SHORT TASK A:
From the start of the records through the line that contains "1028, 1296, 1055]", swap "teacher" for "schoolmaster" and change nothing else. Give back only those lines.

TEXT EXTRACT:
Posted by jonathanfryer on Thursday, 22nd June, 2017

Queen's speech 2017The Queen’s Speech to Parliament today, setting out what Theresa May’s minority government hopes to achieve over the next couple of years — if it survives that long — was a watered-down affair. Gone were many of the more contentious pledges in the Conservatives’ election manifesto, such as increasing the number of grammar schools and organising a vote on whether to bring back fox hunting. But so too were the  threats to major legacies of the Liberal Democrats in the 2010-2015 Coalition government, such as the triple lock on pensions and free school lunches for infants. So there was some reason for cheerfulness. But of course the big issue was and is Brexit; the speech asserted clearly the government’s intention to lead the country out of the European Union by the end of March 2019, though there was precious little detail about any of the colossal aspects of this.

TASK INPUT:
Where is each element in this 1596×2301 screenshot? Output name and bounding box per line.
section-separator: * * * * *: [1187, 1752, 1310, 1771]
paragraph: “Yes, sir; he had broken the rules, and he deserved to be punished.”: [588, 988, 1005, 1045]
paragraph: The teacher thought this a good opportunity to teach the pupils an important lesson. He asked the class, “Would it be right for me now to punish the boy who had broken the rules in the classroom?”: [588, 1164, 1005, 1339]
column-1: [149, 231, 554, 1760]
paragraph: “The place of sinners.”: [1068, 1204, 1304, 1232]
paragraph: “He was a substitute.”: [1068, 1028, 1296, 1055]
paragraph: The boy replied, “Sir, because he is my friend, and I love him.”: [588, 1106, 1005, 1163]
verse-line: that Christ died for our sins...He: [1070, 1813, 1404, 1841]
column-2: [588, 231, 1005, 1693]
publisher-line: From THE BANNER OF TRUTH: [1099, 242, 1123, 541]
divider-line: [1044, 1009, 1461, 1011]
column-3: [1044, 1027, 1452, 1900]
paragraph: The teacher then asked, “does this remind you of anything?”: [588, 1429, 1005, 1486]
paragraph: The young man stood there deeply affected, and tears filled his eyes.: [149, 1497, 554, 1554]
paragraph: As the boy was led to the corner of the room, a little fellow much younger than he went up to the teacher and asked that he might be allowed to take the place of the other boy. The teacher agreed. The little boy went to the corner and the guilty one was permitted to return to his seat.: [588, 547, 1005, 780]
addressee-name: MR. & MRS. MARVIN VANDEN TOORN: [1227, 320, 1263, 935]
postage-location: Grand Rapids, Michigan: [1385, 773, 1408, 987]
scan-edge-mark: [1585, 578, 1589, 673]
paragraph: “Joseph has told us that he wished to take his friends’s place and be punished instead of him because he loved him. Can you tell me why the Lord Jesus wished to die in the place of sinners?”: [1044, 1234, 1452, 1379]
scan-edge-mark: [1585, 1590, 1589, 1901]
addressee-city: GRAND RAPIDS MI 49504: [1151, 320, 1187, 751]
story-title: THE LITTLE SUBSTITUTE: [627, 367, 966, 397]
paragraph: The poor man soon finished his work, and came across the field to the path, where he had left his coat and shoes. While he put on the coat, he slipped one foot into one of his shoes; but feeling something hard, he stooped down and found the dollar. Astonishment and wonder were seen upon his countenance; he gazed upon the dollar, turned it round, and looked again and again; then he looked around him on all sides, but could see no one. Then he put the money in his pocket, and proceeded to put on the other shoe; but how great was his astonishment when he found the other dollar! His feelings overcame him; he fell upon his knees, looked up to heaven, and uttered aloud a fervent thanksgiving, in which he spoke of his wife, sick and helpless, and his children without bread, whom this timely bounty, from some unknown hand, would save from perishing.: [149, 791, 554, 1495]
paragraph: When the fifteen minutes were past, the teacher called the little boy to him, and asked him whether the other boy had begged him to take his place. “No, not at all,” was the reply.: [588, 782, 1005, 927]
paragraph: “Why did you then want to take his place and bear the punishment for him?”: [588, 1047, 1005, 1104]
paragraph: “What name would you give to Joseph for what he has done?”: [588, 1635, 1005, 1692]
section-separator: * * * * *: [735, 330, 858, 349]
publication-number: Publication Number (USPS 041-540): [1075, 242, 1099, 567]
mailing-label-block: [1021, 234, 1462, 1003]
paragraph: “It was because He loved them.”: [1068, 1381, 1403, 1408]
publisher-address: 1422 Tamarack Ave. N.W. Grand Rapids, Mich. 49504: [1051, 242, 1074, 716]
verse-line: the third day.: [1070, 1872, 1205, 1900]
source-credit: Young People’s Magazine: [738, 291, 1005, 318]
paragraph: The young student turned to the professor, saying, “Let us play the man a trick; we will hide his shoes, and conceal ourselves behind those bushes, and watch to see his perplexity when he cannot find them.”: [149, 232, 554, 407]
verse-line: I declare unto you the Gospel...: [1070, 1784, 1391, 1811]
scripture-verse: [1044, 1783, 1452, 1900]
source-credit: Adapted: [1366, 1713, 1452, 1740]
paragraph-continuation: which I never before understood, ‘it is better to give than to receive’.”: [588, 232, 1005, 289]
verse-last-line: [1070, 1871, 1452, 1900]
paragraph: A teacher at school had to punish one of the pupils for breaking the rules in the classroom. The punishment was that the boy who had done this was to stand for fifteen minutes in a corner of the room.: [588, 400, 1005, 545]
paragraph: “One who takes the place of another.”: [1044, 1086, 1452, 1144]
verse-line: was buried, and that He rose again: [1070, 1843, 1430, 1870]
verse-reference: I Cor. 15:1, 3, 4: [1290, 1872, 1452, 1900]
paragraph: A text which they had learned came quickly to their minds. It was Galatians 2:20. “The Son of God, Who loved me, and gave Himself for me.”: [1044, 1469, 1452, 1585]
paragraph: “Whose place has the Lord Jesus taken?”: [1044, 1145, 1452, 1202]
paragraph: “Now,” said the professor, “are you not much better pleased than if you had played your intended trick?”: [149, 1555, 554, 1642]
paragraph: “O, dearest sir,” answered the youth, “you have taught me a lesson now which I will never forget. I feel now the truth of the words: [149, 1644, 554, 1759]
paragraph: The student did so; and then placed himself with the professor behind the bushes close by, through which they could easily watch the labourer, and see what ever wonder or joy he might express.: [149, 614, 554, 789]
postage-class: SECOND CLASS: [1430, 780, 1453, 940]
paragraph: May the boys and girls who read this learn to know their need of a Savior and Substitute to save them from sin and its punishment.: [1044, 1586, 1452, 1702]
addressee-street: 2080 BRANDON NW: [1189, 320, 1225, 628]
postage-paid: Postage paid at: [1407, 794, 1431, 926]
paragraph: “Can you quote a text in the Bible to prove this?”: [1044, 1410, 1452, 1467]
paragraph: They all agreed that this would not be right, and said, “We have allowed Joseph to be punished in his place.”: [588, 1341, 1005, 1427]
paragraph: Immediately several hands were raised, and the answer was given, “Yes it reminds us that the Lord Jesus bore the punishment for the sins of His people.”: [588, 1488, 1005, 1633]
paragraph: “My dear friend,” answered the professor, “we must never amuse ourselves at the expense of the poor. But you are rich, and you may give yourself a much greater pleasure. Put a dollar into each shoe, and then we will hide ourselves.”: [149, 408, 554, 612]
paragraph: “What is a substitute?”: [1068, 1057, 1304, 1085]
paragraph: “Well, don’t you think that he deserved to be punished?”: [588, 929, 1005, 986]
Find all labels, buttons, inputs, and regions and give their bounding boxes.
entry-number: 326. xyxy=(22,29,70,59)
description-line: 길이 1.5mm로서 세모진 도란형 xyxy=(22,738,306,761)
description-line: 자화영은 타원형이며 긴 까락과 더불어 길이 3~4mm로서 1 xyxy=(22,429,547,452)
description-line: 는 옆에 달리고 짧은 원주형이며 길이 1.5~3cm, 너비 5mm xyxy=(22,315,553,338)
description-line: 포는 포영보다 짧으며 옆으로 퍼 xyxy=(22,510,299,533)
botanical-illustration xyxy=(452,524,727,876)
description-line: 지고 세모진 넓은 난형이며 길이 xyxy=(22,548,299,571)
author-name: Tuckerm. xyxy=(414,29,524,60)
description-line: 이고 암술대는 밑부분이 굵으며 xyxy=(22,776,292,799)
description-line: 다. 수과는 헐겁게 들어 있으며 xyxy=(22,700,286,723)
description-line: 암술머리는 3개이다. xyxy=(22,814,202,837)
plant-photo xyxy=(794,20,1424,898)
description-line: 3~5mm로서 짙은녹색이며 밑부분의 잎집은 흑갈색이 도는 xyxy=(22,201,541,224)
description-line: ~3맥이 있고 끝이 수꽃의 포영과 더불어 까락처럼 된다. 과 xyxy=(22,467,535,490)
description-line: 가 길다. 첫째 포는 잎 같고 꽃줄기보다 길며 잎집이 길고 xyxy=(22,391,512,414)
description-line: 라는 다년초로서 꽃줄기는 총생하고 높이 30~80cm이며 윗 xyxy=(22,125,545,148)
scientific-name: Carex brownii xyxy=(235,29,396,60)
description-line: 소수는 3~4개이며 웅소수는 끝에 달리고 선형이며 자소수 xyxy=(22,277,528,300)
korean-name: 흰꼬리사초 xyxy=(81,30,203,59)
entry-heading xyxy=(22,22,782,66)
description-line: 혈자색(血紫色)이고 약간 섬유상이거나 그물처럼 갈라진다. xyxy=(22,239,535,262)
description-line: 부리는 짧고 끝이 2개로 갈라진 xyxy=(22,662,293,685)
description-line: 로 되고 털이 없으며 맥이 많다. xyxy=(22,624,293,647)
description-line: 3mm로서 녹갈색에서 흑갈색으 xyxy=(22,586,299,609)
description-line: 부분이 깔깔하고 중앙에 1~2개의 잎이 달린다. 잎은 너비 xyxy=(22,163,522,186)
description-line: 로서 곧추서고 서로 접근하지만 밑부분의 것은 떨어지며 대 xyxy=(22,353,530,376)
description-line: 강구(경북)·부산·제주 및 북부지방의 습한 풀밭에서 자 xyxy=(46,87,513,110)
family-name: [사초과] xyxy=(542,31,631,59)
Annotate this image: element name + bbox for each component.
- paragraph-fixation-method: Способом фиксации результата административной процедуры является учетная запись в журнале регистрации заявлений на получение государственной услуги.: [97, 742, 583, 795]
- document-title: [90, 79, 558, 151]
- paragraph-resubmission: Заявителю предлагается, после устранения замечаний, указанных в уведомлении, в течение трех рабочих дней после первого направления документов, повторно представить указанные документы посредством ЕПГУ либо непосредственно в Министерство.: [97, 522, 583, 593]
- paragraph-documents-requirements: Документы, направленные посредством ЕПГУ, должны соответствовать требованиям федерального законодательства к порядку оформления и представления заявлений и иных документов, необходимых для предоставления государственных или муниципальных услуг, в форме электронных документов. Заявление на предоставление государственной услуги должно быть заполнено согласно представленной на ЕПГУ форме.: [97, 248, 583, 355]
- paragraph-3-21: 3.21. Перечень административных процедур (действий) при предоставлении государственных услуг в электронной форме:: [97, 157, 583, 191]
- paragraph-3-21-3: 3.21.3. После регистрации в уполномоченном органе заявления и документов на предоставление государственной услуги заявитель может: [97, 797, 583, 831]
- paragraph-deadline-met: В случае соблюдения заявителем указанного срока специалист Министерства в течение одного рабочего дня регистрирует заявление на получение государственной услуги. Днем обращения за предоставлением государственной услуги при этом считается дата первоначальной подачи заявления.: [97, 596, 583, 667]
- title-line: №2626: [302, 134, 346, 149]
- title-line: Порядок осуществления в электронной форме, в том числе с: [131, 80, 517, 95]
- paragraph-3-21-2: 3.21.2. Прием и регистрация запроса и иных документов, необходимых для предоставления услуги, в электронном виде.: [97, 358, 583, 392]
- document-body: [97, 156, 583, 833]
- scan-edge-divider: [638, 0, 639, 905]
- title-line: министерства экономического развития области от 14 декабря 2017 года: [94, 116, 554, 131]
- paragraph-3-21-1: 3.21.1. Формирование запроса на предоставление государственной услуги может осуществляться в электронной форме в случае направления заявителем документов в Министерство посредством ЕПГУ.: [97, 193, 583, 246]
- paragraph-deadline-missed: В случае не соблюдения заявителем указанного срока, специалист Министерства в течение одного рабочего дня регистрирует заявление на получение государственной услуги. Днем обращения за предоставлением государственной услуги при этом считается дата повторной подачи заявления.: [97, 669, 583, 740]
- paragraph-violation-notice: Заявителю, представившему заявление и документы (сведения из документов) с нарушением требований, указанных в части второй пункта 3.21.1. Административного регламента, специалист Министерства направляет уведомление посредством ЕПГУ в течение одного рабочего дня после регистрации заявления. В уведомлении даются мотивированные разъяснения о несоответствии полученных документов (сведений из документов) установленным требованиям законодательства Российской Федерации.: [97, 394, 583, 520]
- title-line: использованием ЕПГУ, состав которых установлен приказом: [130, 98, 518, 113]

SHORT TASK B:
Set down the whole post about the 2017 Queen's Speech again, word for word.

EXERCISE RESULT A:
Where is each element in this 1596×2301 screenshot? Output name and bounding box per line.
section-separator: * * * * *: [1187, 1752, 1310, 1771]
paragraph: “Yes, sir; he had broken the rules, and he deserved to be punished.”: [588, 988, 1005, 1045]
paragraph: The schoolmaster thought this a good opportunity to teach the pupils an important lesson. He asked the class, “Would it be right for me now to punish the boy who had broken the rules in the classroom?”: [588, 1164, 1005, 1339]
column-1: [149, 231, 554, 1760]
paragraph: “The place of sinners.”: [1068, 1204, 1304, 1232]
paragraph: “He was a substitute.”: [1068, 1028, 1296, 1055]

EXERCISE RESULT B:
Posted by jonathanfryer on Thursday, 22nd June, 2017

Queen's speech 2017The Queen’s Speech to Parliament today, setting out what Theresa May’s minority government hopes to achieve over the next couple of years — if it survives that long — was a watered-down affair. Gone were many of the more contentious pledges in the Conservatives’ election manifesto, such as increasing the number of grammar schools and organising a vote on whether to bring back fox hunting. But so too were the  threats to major legacies of the Liberal Democrats in the 2010-2015 Coalition government, such as the triple lock on pensions and free school lunches for infants. So there was some reason for cheerfulness. But of course the big issue was and is Brexit; the speech asserted clearly the government’s intention to lead the country out of the European Union by the end of March 2019, though there was precious little detail about any of the colossal aspects of this.